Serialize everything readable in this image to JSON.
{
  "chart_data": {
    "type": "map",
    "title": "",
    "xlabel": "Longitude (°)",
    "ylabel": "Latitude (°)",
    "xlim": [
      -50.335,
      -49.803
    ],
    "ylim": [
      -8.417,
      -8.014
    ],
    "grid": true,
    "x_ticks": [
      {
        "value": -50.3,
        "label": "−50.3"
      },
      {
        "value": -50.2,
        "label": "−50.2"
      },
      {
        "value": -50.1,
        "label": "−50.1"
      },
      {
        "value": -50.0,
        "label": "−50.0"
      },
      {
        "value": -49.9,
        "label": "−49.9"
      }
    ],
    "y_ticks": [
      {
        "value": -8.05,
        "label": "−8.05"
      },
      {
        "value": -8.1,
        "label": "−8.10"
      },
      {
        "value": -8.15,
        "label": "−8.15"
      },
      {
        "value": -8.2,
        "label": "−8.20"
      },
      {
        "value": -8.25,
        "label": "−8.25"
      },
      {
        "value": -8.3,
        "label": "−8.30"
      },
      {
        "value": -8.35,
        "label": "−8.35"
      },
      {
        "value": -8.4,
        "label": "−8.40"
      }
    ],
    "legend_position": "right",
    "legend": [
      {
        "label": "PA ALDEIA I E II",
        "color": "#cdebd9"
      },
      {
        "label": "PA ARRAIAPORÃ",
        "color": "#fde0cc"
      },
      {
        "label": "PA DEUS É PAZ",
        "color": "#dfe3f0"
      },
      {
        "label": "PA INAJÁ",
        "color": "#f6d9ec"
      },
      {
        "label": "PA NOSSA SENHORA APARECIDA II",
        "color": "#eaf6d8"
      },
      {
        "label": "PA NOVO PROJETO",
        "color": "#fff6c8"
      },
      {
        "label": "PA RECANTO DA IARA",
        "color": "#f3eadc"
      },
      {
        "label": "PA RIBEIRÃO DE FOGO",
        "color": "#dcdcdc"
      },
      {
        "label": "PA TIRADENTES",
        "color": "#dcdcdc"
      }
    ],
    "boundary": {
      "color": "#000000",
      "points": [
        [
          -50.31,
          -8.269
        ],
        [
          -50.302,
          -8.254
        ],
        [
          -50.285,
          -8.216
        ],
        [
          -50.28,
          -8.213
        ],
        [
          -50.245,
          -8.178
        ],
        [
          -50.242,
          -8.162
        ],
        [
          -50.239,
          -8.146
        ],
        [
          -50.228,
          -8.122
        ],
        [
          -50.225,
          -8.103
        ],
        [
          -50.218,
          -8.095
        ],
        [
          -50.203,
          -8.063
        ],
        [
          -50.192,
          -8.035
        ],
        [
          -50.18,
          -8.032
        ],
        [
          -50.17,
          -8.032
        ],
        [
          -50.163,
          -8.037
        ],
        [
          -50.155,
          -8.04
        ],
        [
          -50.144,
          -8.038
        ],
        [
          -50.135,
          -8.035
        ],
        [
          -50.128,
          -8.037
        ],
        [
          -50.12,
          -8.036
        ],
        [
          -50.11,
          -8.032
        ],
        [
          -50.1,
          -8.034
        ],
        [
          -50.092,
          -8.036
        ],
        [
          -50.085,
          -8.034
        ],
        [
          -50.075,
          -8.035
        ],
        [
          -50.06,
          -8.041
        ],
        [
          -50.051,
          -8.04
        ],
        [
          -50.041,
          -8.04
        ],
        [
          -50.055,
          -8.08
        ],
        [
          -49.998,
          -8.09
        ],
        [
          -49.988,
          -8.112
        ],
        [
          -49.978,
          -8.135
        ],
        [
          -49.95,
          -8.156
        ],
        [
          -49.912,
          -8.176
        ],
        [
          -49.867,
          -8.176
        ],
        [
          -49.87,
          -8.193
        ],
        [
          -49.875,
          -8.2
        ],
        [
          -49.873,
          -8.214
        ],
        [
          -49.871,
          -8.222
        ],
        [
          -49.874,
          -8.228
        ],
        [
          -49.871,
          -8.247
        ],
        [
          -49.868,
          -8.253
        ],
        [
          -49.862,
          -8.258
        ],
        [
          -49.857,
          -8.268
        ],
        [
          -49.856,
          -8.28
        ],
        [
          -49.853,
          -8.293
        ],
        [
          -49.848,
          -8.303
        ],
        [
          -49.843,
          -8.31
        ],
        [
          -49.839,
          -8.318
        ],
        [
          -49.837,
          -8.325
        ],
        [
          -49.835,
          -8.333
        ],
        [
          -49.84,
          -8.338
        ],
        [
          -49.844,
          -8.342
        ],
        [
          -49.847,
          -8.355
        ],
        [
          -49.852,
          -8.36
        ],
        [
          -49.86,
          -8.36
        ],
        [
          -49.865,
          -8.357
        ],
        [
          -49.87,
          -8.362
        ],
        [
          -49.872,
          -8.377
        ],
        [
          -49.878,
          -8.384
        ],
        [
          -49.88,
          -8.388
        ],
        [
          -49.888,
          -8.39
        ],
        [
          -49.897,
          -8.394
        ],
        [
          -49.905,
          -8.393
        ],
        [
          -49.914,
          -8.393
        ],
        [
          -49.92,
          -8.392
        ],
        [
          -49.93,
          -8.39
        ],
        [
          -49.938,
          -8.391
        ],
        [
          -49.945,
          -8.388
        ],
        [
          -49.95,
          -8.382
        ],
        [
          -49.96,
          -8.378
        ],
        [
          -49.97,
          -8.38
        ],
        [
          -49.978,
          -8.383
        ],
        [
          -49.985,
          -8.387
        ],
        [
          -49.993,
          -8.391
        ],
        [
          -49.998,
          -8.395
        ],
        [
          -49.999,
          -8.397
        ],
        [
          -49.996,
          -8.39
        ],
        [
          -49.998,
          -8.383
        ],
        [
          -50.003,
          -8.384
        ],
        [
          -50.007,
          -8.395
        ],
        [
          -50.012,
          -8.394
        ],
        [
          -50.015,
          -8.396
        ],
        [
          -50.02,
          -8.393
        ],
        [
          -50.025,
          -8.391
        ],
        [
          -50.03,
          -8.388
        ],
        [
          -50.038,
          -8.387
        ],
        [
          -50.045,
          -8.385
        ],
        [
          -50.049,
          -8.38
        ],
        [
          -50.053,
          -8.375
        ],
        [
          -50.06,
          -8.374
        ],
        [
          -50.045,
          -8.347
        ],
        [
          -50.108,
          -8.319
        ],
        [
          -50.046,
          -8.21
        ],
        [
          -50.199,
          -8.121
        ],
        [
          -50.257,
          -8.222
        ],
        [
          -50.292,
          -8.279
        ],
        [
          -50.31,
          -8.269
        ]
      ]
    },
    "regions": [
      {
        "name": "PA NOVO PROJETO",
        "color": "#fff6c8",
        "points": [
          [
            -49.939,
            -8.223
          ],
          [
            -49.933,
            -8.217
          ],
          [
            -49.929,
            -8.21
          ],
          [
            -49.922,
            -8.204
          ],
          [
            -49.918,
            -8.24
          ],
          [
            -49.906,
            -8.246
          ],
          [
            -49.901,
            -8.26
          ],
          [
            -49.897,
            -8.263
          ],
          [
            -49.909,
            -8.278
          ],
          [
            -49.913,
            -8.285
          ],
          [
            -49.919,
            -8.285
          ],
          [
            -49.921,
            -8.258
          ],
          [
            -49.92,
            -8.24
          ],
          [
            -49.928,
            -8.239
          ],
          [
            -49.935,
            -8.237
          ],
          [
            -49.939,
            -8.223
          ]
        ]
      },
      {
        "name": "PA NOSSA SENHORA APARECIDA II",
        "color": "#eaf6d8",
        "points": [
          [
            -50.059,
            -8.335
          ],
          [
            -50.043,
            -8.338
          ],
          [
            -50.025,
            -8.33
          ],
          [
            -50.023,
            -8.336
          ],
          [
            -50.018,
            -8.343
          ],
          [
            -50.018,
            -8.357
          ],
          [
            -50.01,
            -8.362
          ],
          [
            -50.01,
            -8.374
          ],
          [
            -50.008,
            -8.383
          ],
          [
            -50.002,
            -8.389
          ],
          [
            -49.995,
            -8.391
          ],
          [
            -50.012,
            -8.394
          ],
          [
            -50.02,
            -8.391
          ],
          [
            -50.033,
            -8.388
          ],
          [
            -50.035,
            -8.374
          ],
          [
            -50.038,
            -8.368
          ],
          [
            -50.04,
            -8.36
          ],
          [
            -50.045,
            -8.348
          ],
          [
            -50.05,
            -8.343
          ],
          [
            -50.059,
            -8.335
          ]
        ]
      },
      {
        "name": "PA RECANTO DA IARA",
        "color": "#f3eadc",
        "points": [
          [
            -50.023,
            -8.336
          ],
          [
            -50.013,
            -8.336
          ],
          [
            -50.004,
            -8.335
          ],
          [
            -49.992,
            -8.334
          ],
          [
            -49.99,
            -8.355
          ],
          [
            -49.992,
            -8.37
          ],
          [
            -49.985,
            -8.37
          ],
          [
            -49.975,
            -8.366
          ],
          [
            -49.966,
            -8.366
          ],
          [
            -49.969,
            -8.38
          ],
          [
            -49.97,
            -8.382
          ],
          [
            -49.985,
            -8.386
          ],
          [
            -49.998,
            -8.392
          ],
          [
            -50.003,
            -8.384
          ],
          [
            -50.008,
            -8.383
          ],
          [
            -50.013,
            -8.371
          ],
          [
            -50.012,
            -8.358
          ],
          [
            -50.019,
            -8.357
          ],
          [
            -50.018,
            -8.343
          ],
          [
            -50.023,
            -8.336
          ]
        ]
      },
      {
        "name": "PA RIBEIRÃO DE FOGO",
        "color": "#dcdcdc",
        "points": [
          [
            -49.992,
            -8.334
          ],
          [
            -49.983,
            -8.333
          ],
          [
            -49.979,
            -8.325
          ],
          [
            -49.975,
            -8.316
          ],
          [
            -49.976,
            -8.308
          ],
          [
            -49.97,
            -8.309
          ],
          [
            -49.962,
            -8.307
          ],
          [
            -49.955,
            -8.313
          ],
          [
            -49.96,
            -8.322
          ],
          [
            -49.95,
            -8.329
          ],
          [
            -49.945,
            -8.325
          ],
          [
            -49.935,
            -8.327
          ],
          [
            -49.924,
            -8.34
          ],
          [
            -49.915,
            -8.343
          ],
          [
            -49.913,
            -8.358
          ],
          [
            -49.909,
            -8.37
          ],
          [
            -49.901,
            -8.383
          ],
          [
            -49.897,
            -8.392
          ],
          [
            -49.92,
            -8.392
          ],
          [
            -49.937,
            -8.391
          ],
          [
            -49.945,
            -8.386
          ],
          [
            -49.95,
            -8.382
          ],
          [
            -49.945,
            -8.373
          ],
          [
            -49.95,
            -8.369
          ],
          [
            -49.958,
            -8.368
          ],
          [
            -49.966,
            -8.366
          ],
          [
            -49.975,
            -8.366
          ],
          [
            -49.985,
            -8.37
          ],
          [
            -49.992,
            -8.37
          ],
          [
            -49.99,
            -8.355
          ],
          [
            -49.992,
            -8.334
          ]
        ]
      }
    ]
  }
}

::::

### Written problem
Copy out each line of the records where the string "RIBEIRÃO" appears.

### Output for this exercise
        "label": "PA RIBEIRÃO DE FOGO",
        "name": "PA RIBEIRÃO DE FOGO",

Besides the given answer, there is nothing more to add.